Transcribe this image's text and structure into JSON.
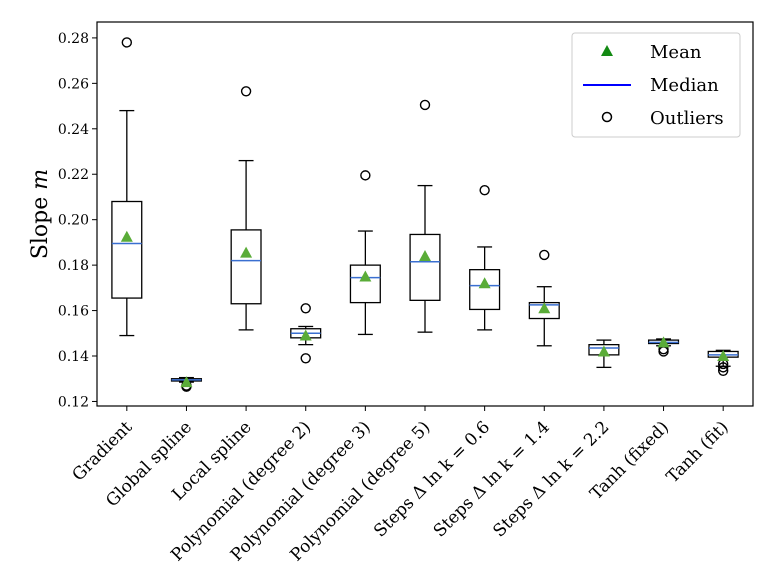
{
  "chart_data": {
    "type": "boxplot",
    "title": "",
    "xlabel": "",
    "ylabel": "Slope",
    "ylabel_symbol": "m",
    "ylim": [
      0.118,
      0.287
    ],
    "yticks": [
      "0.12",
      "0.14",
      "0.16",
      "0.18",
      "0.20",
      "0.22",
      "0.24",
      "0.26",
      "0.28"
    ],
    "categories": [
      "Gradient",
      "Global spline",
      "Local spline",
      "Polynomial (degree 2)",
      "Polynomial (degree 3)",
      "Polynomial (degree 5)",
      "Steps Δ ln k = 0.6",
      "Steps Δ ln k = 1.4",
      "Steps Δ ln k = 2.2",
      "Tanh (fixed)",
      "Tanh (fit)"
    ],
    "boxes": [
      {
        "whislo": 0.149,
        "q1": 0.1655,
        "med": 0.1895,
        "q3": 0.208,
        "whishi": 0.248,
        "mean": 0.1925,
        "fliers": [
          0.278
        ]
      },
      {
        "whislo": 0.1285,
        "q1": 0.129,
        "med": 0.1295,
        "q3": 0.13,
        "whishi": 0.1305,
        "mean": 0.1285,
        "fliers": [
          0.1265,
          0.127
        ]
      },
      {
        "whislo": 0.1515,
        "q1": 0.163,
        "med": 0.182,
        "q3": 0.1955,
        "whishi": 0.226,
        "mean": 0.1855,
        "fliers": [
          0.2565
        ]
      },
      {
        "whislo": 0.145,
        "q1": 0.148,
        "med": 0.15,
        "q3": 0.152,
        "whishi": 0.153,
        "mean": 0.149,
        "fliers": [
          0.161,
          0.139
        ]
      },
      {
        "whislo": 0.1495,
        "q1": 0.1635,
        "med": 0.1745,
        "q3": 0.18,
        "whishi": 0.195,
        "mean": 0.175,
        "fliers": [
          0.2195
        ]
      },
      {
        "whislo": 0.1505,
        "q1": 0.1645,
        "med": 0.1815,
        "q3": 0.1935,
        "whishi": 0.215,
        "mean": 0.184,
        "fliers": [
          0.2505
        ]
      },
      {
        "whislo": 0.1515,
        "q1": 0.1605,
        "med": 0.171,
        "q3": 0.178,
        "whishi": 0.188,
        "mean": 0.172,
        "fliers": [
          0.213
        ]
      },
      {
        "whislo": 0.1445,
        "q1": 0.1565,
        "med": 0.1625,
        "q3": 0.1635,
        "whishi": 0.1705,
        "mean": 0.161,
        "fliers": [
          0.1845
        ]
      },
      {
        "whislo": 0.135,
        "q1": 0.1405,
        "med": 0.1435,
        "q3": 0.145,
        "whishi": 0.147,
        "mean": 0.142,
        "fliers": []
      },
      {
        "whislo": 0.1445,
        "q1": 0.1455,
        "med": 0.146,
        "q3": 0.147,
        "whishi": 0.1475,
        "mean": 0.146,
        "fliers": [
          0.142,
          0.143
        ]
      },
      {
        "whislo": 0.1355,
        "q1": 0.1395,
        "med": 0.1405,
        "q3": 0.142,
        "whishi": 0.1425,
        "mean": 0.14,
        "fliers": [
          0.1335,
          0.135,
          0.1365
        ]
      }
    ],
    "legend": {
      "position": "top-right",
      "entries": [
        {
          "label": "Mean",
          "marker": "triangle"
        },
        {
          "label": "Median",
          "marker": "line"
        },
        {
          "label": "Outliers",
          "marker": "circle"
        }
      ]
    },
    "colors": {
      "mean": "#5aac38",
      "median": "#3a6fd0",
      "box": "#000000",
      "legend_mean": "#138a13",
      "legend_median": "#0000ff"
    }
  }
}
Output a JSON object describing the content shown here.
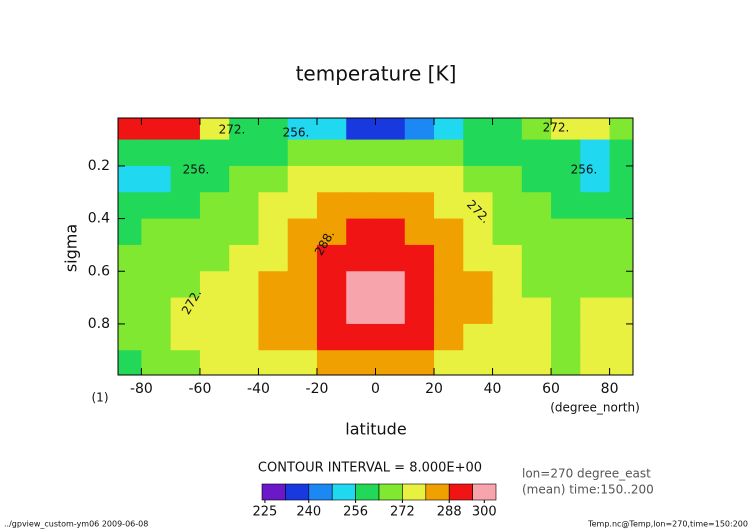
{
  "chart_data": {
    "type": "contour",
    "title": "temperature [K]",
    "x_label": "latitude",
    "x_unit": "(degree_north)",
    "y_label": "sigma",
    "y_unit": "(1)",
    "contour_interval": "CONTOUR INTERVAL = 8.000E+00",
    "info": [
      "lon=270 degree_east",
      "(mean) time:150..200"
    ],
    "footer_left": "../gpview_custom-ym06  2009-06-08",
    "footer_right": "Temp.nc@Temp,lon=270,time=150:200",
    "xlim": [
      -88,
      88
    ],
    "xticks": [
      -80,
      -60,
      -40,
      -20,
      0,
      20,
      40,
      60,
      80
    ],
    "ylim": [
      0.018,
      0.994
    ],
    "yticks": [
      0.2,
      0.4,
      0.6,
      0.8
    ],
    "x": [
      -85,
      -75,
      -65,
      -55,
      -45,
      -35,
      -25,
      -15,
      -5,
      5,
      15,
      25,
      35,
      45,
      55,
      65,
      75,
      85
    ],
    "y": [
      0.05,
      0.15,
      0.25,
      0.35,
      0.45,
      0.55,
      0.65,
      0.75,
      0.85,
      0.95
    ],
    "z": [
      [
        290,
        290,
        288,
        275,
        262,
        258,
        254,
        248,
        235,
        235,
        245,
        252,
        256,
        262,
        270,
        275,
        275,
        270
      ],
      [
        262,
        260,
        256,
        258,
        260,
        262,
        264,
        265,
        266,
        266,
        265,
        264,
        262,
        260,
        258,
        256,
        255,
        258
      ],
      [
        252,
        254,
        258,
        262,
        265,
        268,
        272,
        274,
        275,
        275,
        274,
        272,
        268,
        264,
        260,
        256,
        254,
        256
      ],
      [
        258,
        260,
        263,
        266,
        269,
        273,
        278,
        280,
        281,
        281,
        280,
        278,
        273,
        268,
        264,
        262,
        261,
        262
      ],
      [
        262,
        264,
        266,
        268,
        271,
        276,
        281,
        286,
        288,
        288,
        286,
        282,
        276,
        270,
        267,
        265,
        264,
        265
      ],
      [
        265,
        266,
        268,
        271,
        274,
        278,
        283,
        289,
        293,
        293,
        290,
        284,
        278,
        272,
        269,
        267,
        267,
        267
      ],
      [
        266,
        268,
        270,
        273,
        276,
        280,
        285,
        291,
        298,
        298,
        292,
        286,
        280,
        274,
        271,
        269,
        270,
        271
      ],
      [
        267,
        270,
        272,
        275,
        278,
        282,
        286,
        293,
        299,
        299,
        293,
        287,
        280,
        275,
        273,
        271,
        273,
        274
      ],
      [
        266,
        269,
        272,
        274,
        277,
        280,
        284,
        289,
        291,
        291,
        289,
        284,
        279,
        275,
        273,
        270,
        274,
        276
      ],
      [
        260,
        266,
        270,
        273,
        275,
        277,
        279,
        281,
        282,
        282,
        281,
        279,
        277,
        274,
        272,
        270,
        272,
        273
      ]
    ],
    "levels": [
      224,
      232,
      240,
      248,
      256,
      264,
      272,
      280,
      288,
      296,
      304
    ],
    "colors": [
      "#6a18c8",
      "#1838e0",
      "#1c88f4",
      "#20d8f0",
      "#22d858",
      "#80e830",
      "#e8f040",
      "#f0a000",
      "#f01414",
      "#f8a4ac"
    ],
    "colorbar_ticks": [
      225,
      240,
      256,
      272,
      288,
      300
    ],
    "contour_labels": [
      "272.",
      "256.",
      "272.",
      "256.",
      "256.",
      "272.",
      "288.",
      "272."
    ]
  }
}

::::::::::

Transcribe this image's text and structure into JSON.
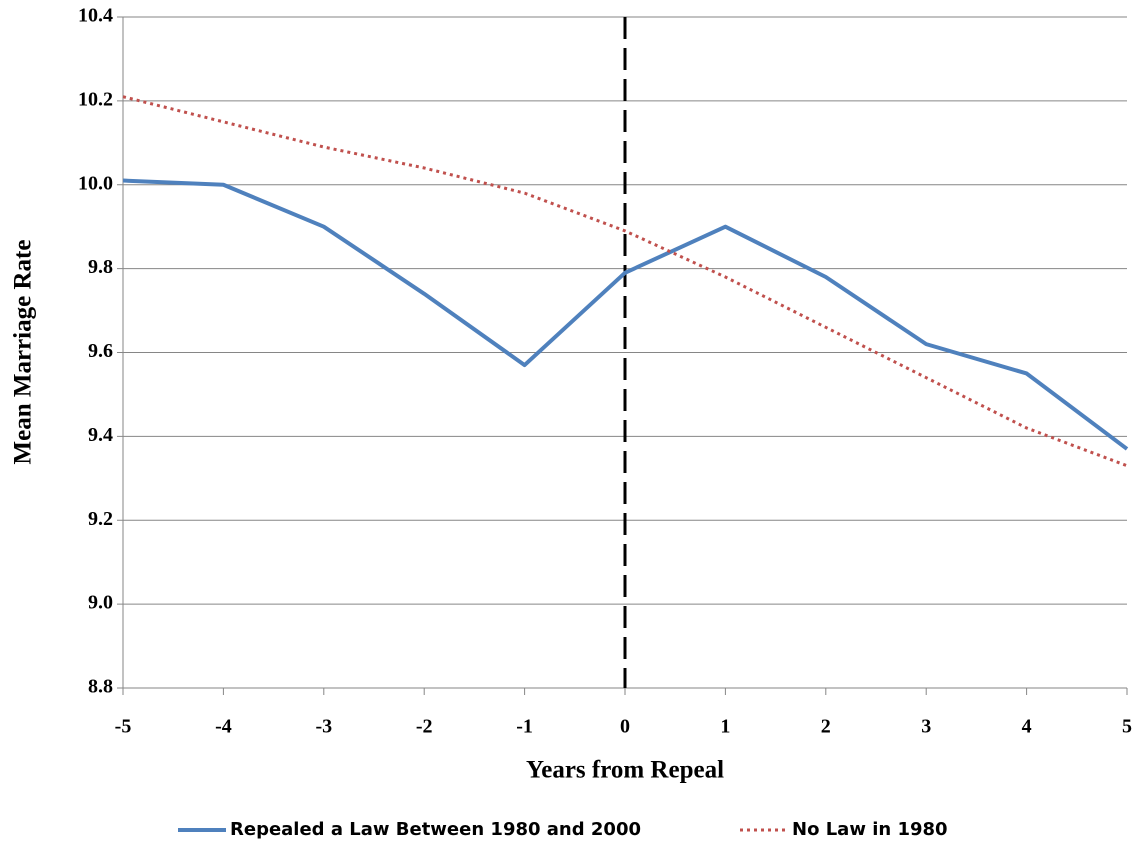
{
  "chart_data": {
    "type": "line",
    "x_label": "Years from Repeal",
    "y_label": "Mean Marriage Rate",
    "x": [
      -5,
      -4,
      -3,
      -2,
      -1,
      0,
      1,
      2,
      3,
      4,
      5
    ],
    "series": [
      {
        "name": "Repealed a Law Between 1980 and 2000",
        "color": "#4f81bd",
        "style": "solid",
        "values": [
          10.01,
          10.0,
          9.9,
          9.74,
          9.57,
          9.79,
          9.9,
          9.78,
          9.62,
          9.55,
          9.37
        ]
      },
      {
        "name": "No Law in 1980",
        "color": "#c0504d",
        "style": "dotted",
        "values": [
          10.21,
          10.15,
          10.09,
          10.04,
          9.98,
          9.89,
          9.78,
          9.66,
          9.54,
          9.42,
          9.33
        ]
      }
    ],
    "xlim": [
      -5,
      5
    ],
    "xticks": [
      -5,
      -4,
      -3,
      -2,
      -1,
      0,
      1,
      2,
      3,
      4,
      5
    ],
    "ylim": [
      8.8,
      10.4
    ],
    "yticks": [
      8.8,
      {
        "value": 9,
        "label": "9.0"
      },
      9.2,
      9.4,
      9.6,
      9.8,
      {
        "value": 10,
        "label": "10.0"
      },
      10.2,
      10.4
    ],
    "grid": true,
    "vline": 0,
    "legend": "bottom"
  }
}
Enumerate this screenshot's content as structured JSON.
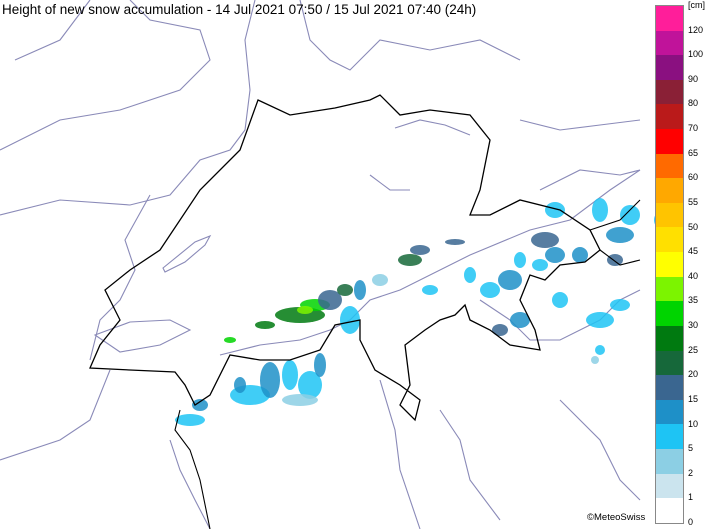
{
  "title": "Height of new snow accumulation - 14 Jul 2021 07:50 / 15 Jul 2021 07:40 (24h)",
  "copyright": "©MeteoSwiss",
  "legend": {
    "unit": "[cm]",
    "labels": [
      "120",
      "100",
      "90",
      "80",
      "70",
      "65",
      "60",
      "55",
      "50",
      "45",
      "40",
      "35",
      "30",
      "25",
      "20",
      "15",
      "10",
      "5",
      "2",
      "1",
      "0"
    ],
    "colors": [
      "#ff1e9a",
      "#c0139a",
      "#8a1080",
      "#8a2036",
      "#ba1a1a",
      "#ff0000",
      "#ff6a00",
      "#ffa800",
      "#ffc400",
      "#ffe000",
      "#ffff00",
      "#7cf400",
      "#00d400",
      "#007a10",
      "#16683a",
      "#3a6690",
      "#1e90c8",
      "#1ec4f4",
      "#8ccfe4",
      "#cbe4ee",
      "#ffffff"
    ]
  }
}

::::::::::

▸ INSTRUCTIONS FOR THE TASK
Report only the number of lines that hold the word "time".

▸ ANSWER FOR THE TASK
2